[[ SELECTED TEXT, beginning ]]

Is it time for another Holiday Gift Bag? Yes, it is. It’s time for more Holiday Gift Bag. Today, we’re talking about Cursed Pirate Girl by Jeremy A. Bastian.

CursedPirateGirl

Our lead character is… THE CURSED PIRATE GIRL! Not that she has a pirate ship, at least not initially. She doesn’t seem particularly cursed either. She might be cursed with madness, but she’s no different from any other character we encounter here — everyone’s a nut.

She’s definitely trying to find her father, though — he’s one of the great Pirate Captains who sailed the legendary Omerta Seas, and she desperately wants to find him and join his crew. But she’s offended the governor, who orders one of his thugs to kill her. He fails, luckily, and she gains her first ally — Pepper Dice, a parrot who crawls into a fish (Yes, the whole story’s a bit loopy) so he can lead her to the secret entrance of the Omerta Seas. She also meets Sir Haffu and Sir Halek, a couple of quarreling swordfish knights.

But there are lots of deadly foes on the Omerta Seas — specifically, rival pirates like Captain Holly and his grotesque crew of scallywags! Can the Cursed Pirate Girl win out over them all? Will she ever manage to find her father? Will she eat better than any other pirate? How did she get that awesome eyepatch? How much does she love laughing?

Verdict: Thumbs up. It’s a deeply weird and surreal and hilarious book. Just about everyone is deformed and grotesque, both physically and mentally. The world is full of freaks and monsters of all types — and usually, they’re not there to menace our heroine — they’re just background color. They’re just there to remind you how spectacularly weird this little world is.

And holy quackers, you’re gonna have to check out the art on this one. Y’all know I’m not an artist and don’t know a whole heck of a lot about art history, so it’s tough for me to pin down just which artists Bastian reminds me of. It’s a bit like Windsor McKay’s work on “Little Nemo in Slumberland,” a bit like Richard F. Outcault’s Yellow Kid comic strip, a bit like Thomas Nast’s editorial cartoons, a bit like Gustave Dore. It’s weird and intricate and beautiful, and you can sit there and look at a whole page over and over and always find something you’d missed the first time.

You can’t say this about every graphic novel out there, but the physical presentation of this is a definite selling point. You gotta get the hardcover with the rough-cut pages. I got some serious happiness just from the tactile sensations of holding the book and turning the pages — it makes you feel like you’re really reading something special.

Get this for anyone — kids or grownups — with a taste for surreal, swashbuckling adventure, or for someone who really appreciates weird humor or gorgeous artwork. I bet someone on your Christmas list is going to love this, so go pick it up.

[[ SELECTED TEXT, end ]]

**QUESTIONS TO ANSWER:**
(1) In the review of Cursed Pirate Girl, what kind of animal is Pepper Dice?
(2) Translate into Spanish this sentence from the review of Cursed Pirate Girl: "It’s a deeply weird and surreal and hilarious book."
(3) State whether each statement agrees with the review of Cursed Pirate Girl, answering yes or no and quoting the words of the review that decide it. (a) The reviewer recommends the hardcover edition with rough-cut pages. (b) The Cursed Pirate Girl has her own pirate ship from the beginning. (c) Sir Haffu and Sir Halek are swordfish knights.

[[ DATASET ENTRIES, beginning ]]

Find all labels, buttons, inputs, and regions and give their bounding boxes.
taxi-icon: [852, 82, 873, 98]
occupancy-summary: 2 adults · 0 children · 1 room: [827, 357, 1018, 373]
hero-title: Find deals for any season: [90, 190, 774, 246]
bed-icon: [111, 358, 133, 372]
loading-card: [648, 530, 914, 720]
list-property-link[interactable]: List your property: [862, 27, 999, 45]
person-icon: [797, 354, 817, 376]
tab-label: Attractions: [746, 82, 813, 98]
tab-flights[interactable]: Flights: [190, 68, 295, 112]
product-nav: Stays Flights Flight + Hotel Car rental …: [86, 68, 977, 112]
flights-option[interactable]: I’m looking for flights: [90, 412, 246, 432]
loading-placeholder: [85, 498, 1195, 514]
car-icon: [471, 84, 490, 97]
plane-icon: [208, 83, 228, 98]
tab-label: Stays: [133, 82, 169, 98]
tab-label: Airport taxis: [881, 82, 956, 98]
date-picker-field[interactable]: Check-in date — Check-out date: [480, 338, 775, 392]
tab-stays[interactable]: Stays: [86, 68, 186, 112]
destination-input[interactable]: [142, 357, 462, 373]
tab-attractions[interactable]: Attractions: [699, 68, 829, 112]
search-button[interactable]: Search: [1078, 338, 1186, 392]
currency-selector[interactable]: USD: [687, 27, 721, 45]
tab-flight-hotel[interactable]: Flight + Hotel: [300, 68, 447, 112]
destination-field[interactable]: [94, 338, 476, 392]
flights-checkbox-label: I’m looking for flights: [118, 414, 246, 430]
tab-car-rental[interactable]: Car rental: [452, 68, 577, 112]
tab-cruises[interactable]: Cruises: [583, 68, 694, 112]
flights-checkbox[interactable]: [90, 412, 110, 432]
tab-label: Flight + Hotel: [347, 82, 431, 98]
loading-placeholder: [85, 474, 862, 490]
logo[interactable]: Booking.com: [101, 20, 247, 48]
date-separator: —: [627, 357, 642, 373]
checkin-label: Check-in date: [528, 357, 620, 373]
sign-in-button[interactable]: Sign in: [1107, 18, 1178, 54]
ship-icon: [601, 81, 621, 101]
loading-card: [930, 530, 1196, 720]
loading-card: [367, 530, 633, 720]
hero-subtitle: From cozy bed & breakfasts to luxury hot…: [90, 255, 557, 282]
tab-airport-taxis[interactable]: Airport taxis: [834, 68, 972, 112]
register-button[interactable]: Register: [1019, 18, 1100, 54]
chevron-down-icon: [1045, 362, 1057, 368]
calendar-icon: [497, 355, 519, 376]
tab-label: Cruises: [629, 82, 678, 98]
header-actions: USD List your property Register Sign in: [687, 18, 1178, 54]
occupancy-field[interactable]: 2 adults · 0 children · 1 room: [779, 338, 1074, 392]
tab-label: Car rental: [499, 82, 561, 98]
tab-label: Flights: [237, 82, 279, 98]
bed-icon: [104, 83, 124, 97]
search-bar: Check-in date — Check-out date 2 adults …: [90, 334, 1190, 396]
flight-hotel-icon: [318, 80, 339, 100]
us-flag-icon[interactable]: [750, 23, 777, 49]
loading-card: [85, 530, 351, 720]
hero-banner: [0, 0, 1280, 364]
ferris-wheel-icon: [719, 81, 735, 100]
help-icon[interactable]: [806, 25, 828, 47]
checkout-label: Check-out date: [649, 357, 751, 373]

[[ DATASET ENTRIES, end ]]

**ANSWERS BY ITEM:**
(1) A parrot.

(2) Es un libro profundamente extraño, surrealista e hilarante.

(3)
(a) Yes: "You gotta get the hardcover with the rough-cut pages."
(b) No: "Not that she has a pirate ship, at least not initially."
(c) Yes: "a couple of quarreling swordfish knights"